- TASK BRIEF:
Identify and copy all lines of the material where the string "alan" is found.

- INFORMATION PROVIDED:
┌──

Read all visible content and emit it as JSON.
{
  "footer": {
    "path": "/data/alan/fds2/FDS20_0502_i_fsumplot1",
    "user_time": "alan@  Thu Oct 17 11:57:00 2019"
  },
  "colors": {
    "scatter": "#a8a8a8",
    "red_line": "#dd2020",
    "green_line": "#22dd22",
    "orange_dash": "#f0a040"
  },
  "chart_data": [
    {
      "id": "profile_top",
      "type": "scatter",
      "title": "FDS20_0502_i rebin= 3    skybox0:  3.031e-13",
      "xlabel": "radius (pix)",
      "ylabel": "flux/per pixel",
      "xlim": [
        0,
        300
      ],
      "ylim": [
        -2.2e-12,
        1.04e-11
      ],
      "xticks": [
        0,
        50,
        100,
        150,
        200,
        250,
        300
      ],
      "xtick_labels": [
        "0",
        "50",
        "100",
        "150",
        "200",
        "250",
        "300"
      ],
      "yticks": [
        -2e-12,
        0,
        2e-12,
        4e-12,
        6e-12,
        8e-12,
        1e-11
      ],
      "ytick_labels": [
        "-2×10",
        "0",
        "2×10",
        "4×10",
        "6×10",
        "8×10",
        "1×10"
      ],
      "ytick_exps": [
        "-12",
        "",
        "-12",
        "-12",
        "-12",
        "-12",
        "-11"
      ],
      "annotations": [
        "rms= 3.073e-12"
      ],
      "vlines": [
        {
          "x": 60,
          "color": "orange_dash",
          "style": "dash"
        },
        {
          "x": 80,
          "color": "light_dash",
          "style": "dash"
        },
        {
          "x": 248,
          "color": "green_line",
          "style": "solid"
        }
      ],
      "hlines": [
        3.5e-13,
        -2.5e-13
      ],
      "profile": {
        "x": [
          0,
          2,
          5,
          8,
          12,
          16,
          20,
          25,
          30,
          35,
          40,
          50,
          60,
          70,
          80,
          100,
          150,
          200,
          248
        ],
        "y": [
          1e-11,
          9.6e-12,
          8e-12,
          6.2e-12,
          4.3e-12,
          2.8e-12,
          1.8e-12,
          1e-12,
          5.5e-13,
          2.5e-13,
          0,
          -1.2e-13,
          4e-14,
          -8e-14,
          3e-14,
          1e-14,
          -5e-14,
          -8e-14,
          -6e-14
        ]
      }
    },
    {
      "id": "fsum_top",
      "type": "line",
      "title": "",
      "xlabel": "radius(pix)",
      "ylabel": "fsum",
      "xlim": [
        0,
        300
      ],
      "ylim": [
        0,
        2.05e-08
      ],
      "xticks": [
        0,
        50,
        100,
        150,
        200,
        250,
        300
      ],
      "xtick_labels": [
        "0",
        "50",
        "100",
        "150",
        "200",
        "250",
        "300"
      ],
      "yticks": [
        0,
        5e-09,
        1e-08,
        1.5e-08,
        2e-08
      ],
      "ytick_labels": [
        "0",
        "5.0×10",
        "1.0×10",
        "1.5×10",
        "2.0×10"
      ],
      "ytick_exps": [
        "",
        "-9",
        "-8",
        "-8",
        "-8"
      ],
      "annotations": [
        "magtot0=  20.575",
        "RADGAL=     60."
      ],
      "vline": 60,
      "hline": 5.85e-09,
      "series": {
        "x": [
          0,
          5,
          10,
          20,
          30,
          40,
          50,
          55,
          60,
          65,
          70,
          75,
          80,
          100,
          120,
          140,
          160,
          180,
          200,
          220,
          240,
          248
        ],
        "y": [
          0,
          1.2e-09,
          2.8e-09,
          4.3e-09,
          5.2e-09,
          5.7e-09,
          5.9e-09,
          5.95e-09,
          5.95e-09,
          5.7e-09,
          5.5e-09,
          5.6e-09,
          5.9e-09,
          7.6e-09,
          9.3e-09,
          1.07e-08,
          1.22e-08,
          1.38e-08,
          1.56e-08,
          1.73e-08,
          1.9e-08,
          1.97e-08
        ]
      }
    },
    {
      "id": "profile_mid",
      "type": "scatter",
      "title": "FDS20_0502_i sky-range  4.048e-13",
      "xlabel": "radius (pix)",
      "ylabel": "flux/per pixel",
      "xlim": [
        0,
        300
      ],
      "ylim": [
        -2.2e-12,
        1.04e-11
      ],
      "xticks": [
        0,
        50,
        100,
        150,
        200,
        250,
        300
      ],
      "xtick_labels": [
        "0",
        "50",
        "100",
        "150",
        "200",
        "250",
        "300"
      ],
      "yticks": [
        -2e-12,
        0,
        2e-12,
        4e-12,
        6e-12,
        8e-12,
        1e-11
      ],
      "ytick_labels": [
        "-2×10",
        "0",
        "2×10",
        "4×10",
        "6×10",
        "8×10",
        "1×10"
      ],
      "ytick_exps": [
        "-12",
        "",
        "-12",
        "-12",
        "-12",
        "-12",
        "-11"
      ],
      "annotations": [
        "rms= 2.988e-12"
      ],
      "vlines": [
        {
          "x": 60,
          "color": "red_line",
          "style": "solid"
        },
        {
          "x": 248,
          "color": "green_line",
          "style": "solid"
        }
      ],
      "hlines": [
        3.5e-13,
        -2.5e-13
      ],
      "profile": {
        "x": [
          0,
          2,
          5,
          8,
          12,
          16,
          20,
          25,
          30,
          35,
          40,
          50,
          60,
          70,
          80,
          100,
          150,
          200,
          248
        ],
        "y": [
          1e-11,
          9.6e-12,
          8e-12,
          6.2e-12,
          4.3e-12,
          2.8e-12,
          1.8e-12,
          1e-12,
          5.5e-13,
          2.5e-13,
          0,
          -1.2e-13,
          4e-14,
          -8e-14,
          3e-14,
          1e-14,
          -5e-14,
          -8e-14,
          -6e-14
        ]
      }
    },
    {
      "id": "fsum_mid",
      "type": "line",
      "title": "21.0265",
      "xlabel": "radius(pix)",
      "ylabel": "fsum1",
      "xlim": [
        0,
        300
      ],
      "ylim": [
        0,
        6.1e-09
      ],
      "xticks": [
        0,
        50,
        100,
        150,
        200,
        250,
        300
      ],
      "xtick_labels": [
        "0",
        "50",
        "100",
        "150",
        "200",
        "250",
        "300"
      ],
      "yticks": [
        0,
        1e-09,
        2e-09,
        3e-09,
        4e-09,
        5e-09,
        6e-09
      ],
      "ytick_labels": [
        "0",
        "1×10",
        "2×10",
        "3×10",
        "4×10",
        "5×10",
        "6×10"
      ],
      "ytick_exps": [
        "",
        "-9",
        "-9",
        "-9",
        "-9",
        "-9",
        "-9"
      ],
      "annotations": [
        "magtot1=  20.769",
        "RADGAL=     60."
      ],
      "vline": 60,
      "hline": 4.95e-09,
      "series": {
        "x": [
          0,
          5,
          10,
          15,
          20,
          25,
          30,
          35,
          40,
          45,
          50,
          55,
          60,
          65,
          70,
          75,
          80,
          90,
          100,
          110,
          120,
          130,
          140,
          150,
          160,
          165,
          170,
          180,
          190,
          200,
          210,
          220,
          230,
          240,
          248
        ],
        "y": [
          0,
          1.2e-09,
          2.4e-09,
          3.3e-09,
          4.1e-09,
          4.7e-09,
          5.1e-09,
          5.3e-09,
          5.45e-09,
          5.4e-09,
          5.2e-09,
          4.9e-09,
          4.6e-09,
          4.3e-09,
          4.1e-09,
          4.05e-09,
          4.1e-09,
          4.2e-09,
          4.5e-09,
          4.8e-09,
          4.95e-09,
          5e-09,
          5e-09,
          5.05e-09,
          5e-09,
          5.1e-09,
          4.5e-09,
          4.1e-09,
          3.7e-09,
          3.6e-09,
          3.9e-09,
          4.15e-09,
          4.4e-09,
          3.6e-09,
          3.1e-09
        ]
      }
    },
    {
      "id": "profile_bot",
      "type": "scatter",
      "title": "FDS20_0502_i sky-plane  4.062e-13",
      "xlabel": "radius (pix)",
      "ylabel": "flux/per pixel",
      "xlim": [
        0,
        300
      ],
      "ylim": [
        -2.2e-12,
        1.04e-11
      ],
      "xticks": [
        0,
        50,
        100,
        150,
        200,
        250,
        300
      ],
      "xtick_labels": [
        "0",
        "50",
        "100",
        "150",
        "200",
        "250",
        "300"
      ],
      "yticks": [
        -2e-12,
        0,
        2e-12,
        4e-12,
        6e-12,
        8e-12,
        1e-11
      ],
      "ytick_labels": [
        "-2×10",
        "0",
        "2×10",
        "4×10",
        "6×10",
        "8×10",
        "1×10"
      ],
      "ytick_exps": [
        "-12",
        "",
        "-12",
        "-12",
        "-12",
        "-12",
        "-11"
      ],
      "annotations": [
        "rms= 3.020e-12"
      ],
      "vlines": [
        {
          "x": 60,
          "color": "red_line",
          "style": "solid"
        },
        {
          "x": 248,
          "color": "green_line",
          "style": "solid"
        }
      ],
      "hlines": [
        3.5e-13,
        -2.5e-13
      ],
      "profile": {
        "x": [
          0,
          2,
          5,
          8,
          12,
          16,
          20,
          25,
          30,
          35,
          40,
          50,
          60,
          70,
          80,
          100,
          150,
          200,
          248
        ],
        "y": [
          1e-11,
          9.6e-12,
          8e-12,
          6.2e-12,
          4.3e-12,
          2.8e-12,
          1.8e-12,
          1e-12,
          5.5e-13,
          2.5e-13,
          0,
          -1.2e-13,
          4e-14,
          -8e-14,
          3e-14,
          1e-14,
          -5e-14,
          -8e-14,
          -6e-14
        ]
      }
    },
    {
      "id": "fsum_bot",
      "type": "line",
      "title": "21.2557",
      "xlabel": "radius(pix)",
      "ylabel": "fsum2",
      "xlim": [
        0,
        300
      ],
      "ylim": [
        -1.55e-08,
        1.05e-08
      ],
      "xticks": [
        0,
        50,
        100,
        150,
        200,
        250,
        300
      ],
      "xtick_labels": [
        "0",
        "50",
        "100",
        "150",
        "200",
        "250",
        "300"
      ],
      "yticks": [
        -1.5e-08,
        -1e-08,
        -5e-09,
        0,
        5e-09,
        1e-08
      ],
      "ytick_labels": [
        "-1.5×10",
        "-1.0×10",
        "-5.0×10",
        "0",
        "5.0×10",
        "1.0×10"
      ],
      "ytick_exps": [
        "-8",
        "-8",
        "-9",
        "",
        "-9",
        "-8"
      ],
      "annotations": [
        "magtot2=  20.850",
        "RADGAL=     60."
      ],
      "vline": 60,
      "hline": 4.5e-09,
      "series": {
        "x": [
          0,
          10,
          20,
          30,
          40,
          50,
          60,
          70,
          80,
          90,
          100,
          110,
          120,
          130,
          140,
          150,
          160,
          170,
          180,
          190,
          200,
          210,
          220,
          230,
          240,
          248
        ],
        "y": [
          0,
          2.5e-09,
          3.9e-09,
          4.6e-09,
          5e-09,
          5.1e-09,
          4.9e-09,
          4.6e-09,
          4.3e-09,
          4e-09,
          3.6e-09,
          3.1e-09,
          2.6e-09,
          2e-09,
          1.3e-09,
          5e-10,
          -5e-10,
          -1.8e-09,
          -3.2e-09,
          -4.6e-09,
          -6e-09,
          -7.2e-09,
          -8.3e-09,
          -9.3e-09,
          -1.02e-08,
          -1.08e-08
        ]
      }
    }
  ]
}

└──

- WRITTEN ANSWER:
    "path": "/data/alan/fds2/FDS20_0502_i_fsumplot1",
    "user_time": "alan@  Thu Oct 17 11:57:00 2019"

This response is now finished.